***** SOURCE DATA
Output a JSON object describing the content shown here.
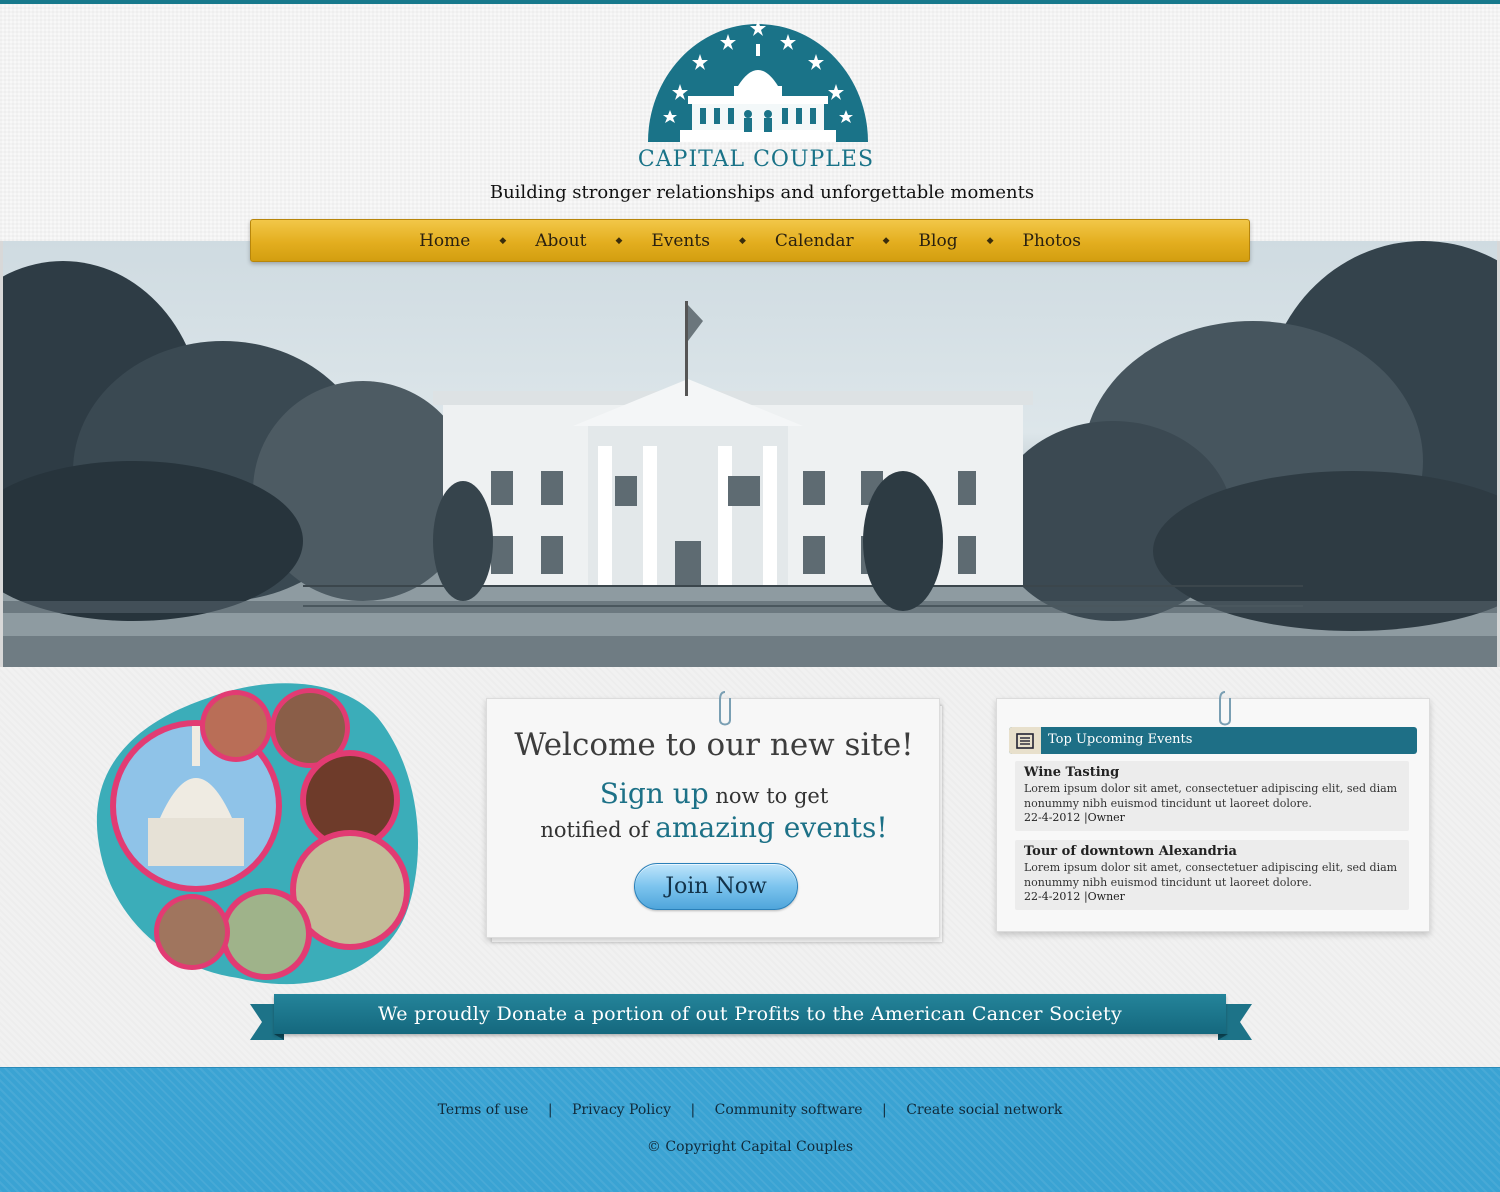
{
  "brand": {
    "name": "CAPITAL COUPLES",
    "tagline": "Building stronger relationships and unforgettable moments",
    "colors": {
      "teal": "#1a7388",
      "gold": "#e3ae1f",
      "sky": "#3aa3d3"
    }
  },
  "nav": {
    "items": [
      {
        "label": "Home"
      },
      {
        "label": "About"
      },
      {
        "label": "Events"
      },
      {
        "label": "Calendar"
      },
      {
        "label": "Blog"
      },
      {
        "label": "Photos"
      }
    ],
    "separator": "◆"
  },
  "welcome": {
    "title": "Welcome to our new site!",
    "signup_accent": "Sign up",
    "signup_rest": "now to get",
    "line2_pre": "notified of",
    "line2_accent": "amazing events",
    "line2_post": "!",
    "join_label": "Join Now"
  },
  "events": {
    "header": "Top Upcoming Events",
    "header_icon": "newspaper-icon",
    "items": [
      {
        "title": "Wine Tasting",
        "description": "Lorem ipsum dolor sit amet, consectetuer adipiscing elit, sed diam nonummy nibh euismod tincidunt ut laoreet dolore.",
        "date": "22-4-2012",
        "author": "Owner"
      },
      {
        "title": "Tour of downtown Alexandria",
        "description": "Lorem ipsum dolor sit amet, consectetuer adipiscing elit, sed diam nonummy nibh euismod tincidunt ut laoreet dolore.",
        "date": "22-4-2012",
        "author": "Owner"
      }
    ]
  },
  "donation_banner": "We proudly Donate a portion of out Profits to the American Cancer Society",
  "footer": {
    "links": [
      "Terms of use",
      "Privacy Policy",
      "Community software",
      "Create social network"
    ],
    "separator": "|",
    "copyright": "© Copyright Capital Couples"
  }
}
**********
• [DIRECTIONS FOR THIS TASK]:
Pick out all the lines with the word "title" in them and copy them.

• [EXERCISE RESPONSE]:
    "title": "Welcome to our new site!",
        "title": "Wine Tasting",
        "title": "Tour of downtown Alexandria",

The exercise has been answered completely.